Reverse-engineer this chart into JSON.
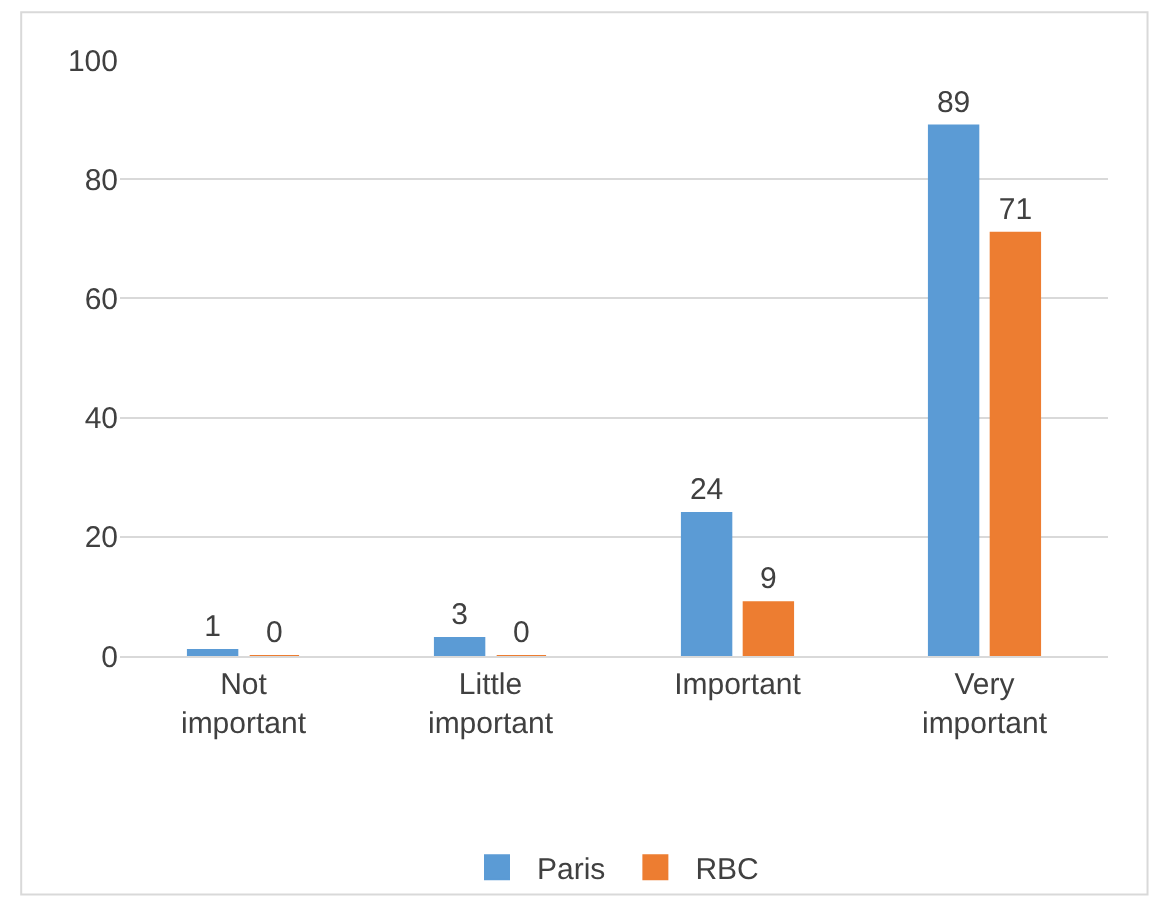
{
  "chart_data": {
    "type": "bar",
    "categories": [
      "Not important",
      "Little important",
      "Important",
      "Very important"
    ],
    "series": [
      {
        "name": "Paris",
        "color": "#5b9bd5",
        "values": [
          1,
          3,
          24,
          89
        ]
      },
      {
        "name": "RBC",
        "color": "#ed7d31",
        "values": [
          0,
          0,
          9,
          71
        ]
      }
    ],
    "ylim": [
      0,
      100
    ],
    "yticks": [
      0,
      20,
      40,
      60,
      80,
      100
    ],
    "grid": "y",
    "legend": "bottom",
    "data_labels": true
  }
}
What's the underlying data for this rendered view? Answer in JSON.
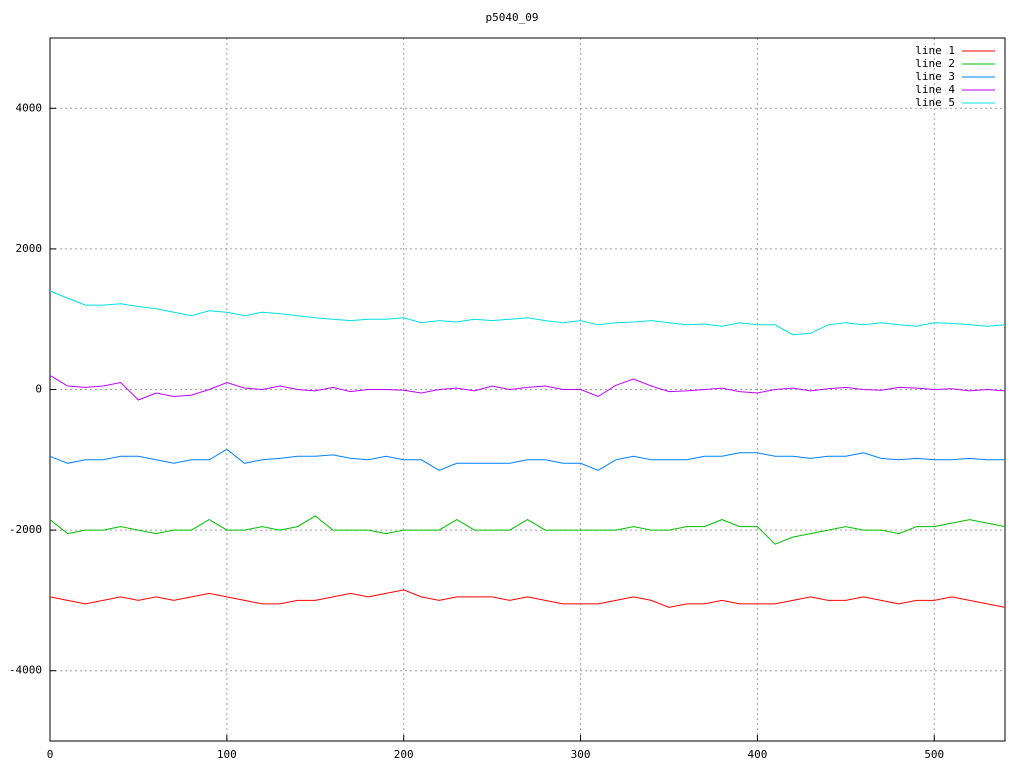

+++

Exercise brief: Return the listing above unchanged, apart from dropping its pictures.

Result of the exercise:
Reverse-engineer this chart into JSON.
{
  "chart_data": {
    "type": "bar",
    "categories": [
      "Not important",
      "Little important",
      "Important",
      "Very important"
    ],
    "series": [
      {
        "name": "Paris",
        "color": "#5b9bd5",
        "values": [
          1,
          3,
          24,
          89
        ]
      },
      {
        "name": "RBC",
        "color": "#ed7d31",
        "values": [
          0,
          0,
          9,
          71
        ]
      }
    ],
    "ylim": [
      0,
      100
    ],
    "yticks": [
      0,
      20,
      40,
      60,
      80,
      100
    ],
    "grid": "y",
    "legend": "bottom",
    "data_labels": true
  }
}
What's the underlying data for this rendered view? Answer in JSON.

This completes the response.